GIVEN INSTRUCTION:
Copy every line of the listing that holds the string "inconceivableness".

EXTRACTED DATA:
** BEGIN **

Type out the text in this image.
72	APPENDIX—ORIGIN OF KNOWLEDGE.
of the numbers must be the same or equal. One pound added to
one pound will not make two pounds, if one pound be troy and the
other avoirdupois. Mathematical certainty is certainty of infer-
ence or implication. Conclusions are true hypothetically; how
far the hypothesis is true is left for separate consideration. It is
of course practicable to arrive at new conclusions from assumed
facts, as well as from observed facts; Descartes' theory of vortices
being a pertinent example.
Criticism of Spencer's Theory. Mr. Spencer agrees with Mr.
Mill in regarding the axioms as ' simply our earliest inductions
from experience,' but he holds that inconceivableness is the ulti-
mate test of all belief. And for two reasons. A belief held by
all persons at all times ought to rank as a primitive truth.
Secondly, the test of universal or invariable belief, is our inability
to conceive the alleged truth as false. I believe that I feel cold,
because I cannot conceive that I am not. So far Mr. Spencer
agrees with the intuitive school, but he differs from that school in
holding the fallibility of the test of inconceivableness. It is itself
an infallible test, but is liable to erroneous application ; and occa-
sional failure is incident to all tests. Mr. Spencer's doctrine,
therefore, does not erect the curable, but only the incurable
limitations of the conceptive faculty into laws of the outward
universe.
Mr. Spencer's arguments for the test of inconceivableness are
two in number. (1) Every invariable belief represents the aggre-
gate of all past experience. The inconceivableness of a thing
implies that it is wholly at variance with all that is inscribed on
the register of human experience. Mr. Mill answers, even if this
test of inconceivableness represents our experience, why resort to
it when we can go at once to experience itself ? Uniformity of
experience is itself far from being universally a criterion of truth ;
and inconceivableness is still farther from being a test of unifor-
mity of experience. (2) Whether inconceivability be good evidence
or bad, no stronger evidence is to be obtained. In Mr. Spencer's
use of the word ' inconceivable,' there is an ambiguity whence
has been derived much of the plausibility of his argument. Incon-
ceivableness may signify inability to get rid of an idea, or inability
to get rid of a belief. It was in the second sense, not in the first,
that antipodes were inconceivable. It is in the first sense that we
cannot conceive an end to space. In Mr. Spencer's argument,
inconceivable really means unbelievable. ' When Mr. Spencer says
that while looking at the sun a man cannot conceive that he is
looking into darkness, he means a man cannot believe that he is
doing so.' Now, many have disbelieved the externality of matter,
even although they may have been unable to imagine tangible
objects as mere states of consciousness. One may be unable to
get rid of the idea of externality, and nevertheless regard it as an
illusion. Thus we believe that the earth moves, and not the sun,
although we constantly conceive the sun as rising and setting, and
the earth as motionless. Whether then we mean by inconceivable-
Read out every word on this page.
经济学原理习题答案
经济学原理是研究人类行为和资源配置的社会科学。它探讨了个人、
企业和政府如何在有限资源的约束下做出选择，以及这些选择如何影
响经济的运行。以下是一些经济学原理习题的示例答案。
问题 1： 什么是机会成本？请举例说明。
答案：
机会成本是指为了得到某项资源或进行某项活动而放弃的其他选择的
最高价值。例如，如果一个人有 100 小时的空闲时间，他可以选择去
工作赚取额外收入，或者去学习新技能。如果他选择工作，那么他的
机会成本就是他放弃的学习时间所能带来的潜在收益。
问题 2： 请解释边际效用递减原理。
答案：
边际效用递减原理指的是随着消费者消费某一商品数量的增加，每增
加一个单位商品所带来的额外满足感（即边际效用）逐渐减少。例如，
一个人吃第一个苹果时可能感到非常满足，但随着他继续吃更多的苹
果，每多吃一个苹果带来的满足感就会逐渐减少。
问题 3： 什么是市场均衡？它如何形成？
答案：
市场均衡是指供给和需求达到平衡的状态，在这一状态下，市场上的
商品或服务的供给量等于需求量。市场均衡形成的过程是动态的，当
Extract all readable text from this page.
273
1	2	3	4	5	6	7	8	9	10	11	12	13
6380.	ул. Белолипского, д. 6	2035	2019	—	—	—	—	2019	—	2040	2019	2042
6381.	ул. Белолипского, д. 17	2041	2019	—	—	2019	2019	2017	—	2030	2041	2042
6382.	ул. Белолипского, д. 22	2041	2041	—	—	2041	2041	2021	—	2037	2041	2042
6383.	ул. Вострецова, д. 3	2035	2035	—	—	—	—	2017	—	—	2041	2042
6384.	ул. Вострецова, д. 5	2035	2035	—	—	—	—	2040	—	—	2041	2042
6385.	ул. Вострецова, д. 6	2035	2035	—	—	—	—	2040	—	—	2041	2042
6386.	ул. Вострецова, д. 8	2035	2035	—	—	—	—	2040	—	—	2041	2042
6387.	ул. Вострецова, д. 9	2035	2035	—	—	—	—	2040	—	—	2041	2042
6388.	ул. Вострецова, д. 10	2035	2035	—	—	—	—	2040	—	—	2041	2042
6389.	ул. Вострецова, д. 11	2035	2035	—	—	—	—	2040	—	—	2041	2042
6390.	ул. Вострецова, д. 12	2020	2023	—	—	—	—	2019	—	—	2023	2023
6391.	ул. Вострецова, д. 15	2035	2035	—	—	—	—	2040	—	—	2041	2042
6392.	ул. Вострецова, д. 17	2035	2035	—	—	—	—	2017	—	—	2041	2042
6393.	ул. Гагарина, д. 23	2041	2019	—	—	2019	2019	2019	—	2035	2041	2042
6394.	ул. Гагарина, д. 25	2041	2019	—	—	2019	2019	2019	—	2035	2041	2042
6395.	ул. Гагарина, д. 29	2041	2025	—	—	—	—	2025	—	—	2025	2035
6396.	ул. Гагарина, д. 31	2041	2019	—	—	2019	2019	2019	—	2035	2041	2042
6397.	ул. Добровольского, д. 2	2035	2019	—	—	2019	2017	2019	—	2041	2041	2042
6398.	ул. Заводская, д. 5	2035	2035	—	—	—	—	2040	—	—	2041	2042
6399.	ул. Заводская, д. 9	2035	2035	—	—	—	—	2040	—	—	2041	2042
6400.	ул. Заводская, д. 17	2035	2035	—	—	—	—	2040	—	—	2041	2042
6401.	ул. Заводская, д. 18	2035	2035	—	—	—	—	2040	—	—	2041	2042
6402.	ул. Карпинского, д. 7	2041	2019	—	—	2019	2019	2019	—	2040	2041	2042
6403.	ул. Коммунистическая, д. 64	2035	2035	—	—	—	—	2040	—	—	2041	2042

** END **

WORKED ANSWER:
from experience,' but he holds that inconceivableness is the ulti-
holding the fallibility of the test of inconceivableness. It is itself
Mr. Spencer's arguments for the test of inconceivableness are
gate of all past experience. The inconceivableness of a thing
test of inconceivableness represents our experience, why resort to
and inconceivableness is still farther from being a test of unifor-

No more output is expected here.